(YOUR OBJECTIVE): For every line in the data below that contains "верхній", copy the line.

(DATA PROVIDED):
▬▬▬▬▬▬
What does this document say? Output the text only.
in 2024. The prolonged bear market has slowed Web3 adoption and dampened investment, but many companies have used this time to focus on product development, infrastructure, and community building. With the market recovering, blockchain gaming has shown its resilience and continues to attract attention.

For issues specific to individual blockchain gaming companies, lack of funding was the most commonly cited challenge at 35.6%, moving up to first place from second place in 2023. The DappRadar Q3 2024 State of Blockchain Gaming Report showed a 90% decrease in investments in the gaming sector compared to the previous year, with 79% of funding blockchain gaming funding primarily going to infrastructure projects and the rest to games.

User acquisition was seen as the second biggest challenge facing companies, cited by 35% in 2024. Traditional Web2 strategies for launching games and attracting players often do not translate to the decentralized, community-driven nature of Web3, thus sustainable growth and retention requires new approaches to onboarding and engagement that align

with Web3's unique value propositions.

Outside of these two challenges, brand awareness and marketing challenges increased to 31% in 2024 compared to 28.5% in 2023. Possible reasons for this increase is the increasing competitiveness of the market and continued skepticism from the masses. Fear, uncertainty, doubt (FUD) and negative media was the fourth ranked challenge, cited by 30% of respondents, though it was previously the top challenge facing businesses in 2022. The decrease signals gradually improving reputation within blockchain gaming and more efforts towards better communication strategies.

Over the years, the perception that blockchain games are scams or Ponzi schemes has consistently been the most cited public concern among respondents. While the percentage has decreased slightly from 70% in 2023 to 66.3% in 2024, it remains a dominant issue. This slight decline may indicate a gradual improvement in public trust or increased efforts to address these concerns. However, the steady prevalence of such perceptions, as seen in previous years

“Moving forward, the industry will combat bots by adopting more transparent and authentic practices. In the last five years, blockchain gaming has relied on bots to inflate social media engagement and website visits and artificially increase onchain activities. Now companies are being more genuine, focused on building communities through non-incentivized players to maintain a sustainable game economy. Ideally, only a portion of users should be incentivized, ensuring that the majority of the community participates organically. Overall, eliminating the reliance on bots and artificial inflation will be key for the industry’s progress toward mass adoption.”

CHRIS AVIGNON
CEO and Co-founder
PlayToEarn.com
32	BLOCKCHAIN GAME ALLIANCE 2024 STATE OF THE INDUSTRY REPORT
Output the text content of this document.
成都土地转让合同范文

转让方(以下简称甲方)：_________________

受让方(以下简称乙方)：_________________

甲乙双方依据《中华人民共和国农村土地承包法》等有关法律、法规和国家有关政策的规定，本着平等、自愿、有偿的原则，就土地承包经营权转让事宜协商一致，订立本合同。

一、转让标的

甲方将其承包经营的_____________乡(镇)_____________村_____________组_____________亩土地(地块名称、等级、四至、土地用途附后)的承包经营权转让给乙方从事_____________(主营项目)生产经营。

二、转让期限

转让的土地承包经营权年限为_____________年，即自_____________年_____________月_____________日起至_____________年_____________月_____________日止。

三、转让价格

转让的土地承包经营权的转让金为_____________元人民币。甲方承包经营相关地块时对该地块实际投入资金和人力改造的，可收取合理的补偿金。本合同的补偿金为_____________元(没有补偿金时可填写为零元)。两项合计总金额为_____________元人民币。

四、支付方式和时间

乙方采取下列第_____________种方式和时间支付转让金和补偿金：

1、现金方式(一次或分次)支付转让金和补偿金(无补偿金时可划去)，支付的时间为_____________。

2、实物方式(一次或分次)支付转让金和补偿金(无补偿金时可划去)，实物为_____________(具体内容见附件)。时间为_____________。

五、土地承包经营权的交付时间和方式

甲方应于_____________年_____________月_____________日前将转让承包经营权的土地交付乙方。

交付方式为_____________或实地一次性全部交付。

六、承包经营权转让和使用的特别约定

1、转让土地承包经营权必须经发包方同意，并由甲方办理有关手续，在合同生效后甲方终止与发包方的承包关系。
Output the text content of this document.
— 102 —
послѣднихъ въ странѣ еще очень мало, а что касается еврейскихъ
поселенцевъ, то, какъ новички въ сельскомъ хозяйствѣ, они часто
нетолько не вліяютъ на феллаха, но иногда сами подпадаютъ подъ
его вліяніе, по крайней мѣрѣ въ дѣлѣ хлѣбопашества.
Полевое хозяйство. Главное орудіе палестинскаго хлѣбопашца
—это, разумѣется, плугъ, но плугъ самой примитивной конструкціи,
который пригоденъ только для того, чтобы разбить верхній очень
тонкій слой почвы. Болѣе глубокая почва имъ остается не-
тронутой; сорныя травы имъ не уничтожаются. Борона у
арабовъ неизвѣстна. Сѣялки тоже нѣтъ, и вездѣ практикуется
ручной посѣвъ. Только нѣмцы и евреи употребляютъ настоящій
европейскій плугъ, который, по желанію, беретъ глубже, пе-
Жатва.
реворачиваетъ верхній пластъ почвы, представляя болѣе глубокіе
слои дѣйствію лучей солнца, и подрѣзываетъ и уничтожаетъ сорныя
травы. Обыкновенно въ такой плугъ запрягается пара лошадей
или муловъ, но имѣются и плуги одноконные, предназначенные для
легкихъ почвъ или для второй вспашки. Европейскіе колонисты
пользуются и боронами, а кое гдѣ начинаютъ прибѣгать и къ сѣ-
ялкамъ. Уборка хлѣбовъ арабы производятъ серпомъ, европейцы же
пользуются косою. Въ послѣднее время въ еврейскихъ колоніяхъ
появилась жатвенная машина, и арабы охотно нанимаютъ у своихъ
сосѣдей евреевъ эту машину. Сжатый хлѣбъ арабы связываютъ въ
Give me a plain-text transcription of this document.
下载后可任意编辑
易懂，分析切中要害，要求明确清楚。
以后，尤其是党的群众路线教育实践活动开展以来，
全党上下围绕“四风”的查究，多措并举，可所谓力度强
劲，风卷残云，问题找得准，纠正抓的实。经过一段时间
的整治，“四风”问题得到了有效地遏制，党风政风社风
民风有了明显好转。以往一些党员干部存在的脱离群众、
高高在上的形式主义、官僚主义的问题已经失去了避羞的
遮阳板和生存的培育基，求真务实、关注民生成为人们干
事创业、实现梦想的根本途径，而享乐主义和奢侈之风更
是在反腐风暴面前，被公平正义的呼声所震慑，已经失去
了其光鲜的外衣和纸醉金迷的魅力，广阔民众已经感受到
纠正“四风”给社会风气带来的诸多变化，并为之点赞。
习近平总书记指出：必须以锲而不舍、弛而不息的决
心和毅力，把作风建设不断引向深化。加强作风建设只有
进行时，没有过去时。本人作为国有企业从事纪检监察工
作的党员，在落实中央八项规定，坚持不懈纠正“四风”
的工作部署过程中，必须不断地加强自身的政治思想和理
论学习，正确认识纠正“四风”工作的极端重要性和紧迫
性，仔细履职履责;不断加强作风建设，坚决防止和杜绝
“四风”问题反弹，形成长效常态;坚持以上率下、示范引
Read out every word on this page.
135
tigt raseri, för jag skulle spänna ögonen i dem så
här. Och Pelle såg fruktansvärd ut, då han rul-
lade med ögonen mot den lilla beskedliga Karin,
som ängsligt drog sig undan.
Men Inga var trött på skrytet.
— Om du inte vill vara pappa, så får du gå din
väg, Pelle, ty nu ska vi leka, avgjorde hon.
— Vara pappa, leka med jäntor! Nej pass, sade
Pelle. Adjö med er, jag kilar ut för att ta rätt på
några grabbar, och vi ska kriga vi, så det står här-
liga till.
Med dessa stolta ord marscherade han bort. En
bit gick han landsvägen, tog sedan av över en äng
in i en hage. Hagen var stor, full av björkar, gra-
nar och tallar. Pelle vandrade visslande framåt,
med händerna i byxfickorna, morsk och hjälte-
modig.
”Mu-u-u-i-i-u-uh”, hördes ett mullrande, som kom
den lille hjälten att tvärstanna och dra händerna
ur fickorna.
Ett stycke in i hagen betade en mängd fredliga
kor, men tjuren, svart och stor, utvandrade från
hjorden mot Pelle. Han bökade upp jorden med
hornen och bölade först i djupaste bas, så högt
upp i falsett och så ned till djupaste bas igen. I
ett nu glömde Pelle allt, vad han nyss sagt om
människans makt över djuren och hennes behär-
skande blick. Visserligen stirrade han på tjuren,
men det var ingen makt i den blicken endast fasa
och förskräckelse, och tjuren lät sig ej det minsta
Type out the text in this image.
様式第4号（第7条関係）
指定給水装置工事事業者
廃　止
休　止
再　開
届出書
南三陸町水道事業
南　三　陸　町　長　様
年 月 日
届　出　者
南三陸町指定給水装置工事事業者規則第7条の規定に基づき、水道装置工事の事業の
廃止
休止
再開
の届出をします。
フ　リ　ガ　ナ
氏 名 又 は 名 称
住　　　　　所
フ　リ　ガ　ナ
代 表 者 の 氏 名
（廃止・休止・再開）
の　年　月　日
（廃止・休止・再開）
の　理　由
▬▬▬▬▬▬
(RESULT FOR THIS EXERCISE):
который пригоденъ только для того, чтобы разбить верхній очень
реворачиваетъ верхній пластъ почвы, представляя болѣе глубокіе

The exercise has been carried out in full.